"this" appears in how many lines of the entries? State only the number.

(Figure record listings)
┄┄┄┄┄┄┄┄┄┄┄┄┄┄┄┄┄┄┄┄

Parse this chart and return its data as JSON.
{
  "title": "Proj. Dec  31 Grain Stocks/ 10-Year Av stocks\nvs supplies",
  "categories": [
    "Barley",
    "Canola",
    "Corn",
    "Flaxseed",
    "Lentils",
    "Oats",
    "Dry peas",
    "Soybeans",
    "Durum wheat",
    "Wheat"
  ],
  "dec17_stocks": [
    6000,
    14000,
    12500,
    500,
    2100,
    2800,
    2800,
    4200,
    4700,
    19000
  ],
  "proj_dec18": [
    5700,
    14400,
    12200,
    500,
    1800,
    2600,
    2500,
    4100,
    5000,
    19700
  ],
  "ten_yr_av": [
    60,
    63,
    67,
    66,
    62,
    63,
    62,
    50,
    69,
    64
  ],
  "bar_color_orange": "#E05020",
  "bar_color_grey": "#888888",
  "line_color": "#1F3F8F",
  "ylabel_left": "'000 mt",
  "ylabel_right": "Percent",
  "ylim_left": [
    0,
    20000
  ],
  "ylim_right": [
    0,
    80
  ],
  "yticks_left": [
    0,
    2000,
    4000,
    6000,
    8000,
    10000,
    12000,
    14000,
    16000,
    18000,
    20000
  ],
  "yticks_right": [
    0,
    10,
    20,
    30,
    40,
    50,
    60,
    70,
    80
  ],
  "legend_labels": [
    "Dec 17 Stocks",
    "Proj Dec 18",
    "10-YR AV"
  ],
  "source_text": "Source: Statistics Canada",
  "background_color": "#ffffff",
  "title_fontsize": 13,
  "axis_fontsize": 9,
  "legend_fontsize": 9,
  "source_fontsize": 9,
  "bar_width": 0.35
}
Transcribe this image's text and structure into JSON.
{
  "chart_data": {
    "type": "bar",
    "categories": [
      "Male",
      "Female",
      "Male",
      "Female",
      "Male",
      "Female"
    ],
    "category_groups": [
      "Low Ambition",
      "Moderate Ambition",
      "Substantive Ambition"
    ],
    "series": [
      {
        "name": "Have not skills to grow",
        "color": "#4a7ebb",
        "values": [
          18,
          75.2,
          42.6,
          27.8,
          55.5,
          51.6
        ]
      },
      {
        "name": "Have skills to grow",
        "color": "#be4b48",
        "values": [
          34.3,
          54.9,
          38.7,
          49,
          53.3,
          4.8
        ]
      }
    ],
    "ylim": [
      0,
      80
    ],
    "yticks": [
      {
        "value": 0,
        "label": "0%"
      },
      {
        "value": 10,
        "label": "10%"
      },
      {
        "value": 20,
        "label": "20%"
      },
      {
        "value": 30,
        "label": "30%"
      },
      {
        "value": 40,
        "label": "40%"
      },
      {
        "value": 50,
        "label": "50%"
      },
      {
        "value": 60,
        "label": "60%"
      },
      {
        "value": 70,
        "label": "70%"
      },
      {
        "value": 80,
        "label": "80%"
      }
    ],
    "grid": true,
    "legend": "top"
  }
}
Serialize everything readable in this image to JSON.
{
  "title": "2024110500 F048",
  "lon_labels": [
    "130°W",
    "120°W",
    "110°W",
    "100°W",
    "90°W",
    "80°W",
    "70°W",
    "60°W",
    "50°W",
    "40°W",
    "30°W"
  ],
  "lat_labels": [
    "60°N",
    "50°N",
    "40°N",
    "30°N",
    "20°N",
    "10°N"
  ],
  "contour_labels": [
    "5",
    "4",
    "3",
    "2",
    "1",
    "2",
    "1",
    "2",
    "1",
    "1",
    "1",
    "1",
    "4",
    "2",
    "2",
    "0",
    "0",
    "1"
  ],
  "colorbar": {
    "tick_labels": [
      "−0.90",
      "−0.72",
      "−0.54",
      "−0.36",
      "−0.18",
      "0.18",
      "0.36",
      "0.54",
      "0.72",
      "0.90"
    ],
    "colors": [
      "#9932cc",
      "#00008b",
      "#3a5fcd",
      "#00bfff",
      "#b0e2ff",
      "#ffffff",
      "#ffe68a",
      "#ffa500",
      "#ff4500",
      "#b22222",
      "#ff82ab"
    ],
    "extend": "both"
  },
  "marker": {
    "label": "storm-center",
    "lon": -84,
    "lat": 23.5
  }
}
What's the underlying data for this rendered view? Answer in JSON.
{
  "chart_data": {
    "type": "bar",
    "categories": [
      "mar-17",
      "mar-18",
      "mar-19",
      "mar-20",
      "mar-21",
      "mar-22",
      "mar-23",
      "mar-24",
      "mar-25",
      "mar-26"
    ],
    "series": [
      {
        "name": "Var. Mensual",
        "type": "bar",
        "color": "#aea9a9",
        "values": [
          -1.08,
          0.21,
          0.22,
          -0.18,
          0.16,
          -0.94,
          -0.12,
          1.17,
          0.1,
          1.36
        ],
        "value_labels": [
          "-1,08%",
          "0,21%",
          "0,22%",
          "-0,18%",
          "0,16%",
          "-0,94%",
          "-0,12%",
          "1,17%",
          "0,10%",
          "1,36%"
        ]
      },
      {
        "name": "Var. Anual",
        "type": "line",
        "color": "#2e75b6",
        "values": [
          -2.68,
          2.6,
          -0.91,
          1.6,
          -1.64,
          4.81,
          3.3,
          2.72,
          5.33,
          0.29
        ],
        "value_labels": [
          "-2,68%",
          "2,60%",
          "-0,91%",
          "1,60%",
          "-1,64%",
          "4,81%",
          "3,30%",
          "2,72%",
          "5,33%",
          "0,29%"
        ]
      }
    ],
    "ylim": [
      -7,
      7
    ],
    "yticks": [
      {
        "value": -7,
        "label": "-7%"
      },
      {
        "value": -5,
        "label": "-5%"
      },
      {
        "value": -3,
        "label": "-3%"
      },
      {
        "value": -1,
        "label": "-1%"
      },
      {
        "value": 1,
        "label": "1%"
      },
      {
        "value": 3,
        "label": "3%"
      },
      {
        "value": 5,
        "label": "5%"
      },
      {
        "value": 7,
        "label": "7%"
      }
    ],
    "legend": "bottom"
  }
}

┄┄┄┄┄┄┄┄┄┄┄┄┄┄┄┄┄┄┄┄

Expected answer> 4